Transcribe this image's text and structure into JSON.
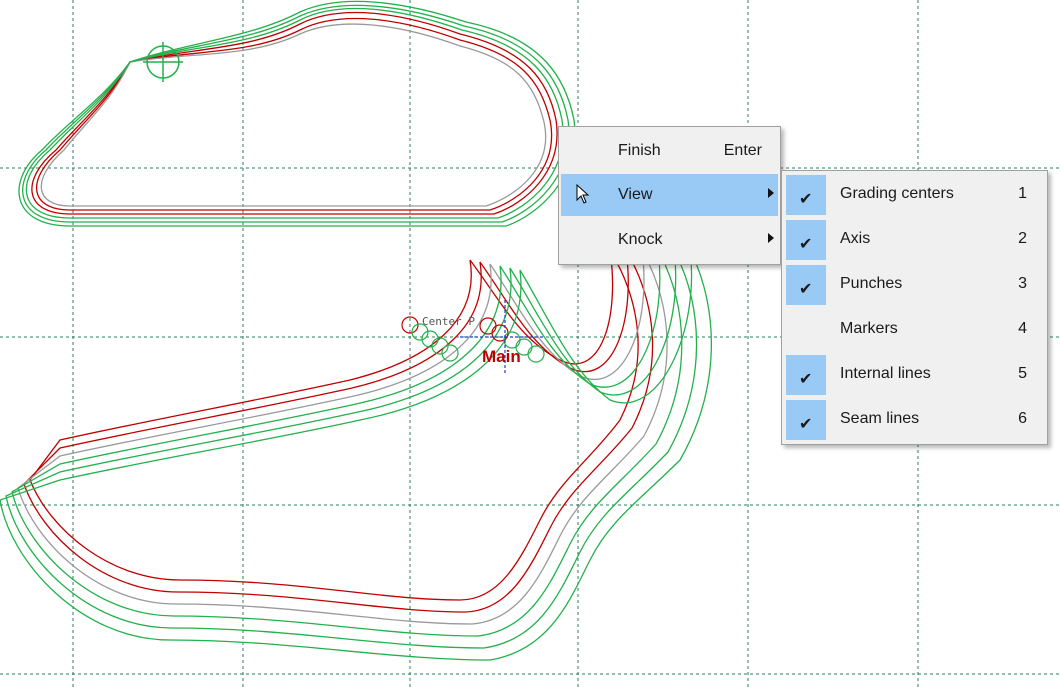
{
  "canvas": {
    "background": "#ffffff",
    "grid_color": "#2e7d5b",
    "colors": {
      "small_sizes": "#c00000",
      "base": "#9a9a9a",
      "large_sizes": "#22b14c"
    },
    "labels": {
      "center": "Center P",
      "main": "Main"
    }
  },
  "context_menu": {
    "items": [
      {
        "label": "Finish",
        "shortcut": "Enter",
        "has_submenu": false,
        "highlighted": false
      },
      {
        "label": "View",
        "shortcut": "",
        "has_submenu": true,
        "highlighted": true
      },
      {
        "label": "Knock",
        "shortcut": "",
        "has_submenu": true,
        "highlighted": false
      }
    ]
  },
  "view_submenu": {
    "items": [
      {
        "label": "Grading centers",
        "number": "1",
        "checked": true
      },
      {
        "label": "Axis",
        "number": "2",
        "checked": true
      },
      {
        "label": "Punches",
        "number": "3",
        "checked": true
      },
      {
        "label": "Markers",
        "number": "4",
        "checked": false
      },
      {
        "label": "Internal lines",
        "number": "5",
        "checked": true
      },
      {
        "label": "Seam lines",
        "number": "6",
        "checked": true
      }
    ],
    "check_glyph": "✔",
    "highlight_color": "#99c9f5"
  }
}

_PROBLEM DESCRIPTION:_ Every entry must be reproduced exactly, with the images left out.

_OUTPUT OF THE TASK:_
Transcribe this image's text and structure into JSON.
{
  "canvas": {
    "background": "#ffffff",
    "grid_color": "#2e7d5b",
    "colors": {
      "small_sizes": "#c00000",
      "base": "#9a9a9a",
      "large_sizes": "#22b14c"
    },
    "labels": {
      "center": "Center P",
      "main": "Main"
    }
  },
  "context_menu": {
    "items": [
      {
        "label": "Finish",
        "shortcut": "Enter",
        "has_submenu": false,
        "highlighted": false
      },
      {
        "label": "View",
        "shortcut": "",
        "has_submenu": true,
        "highlighted": true
      },
      {
        "label": "Knock",
        "shortcut": "",
        "has_submenu": true,
        "highlighted": false
      }
    ]
  },
  "view_submenu": {
    "items": [
      {
        "label": "Grading centers",
        "number": "1",
        "checked": true
      },
      {
        "label": "Axis",
        "number": "2",
        "checked": true
      },
      {
        "label": "Punches",
        "number": "3",
        "checked": true
      },
      {
        "label": "Markers",
        "number": "4",
        "checked": false
      },
      {
        "label": "Internal lines",
        "number": "5",
        "checked": true
      },
      {
        "label": "Seam lines",
        "number": "6",
        "checked": true
      }
    ],
    "check_glyph": "✔",
    "highlight_color": "#99c9f5"
  }
}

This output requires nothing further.